***** Given records
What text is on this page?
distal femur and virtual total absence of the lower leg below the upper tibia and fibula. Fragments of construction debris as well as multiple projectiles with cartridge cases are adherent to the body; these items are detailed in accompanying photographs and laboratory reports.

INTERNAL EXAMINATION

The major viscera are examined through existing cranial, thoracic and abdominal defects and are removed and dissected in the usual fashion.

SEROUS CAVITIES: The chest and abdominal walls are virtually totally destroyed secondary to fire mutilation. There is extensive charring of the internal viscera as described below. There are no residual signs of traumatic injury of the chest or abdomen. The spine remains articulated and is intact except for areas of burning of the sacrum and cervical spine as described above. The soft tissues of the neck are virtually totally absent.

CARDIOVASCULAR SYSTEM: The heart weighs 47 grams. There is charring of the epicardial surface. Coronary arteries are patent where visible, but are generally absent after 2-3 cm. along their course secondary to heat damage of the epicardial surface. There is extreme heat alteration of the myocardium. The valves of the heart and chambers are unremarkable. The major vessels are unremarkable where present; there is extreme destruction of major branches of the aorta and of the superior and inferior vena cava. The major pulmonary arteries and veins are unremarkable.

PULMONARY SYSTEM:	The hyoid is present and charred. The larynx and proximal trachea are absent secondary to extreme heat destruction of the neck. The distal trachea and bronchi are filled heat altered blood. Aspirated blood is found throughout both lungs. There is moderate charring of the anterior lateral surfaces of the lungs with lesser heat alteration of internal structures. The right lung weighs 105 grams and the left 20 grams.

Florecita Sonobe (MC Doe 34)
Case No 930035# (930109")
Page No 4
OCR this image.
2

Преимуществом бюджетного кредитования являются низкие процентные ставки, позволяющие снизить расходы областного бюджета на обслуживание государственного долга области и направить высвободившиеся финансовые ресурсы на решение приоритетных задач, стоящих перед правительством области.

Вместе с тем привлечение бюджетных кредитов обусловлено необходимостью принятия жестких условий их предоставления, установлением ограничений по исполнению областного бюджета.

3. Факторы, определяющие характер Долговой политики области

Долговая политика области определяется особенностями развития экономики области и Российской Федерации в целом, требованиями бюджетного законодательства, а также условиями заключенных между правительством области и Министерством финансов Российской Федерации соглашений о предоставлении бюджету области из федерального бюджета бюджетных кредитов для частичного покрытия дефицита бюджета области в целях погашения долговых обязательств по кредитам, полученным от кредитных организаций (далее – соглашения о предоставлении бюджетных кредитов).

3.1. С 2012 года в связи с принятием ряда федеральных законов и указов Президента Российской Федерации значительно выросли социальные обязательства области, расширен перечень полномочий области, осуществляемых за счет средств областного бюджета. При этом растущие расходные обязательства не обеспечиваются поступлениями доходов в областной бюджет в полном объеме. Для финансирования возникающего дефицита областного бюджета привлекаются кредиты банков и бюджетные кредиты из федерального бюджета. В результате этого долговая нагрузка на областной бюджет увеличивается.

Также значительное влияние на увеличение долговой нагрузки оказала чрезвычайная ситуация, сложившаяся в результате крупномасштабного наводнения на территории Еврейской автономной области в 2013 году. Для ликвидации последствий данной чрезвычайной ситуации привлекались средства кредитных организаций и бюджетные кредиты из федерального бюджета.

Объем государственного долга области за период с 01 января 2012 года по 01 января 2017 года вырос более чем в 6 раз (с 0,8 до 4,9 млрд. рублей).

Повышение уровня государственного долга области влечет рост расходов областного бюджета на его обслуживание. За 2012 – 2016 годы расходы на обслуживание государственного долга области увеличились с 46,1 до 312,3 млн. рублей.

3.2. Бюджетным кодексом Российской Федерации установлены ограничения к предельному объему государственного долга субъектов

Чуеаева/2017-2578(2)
**********
* [Task goal]
Using the records above, gather all lines where the string "обслуживание" is present.

* [Exercise response]
Преимуществом бюджетного кредитования являются низкие процентные ставки, позволяющие снизить расходы областного бюджета на обслуживание государственного долга области и направить высвободившиеся финансовые ресурсы на решение приоритетных задач, стоящих перед правительством области.
Повышение уровня государственного долга области влечет рост расходов областного бюджета на его обслуживание. За 2012 – 2016 годы расходы на обслуживание государственного долга области увеличились с 46,1 до 312,3 млн. рублей.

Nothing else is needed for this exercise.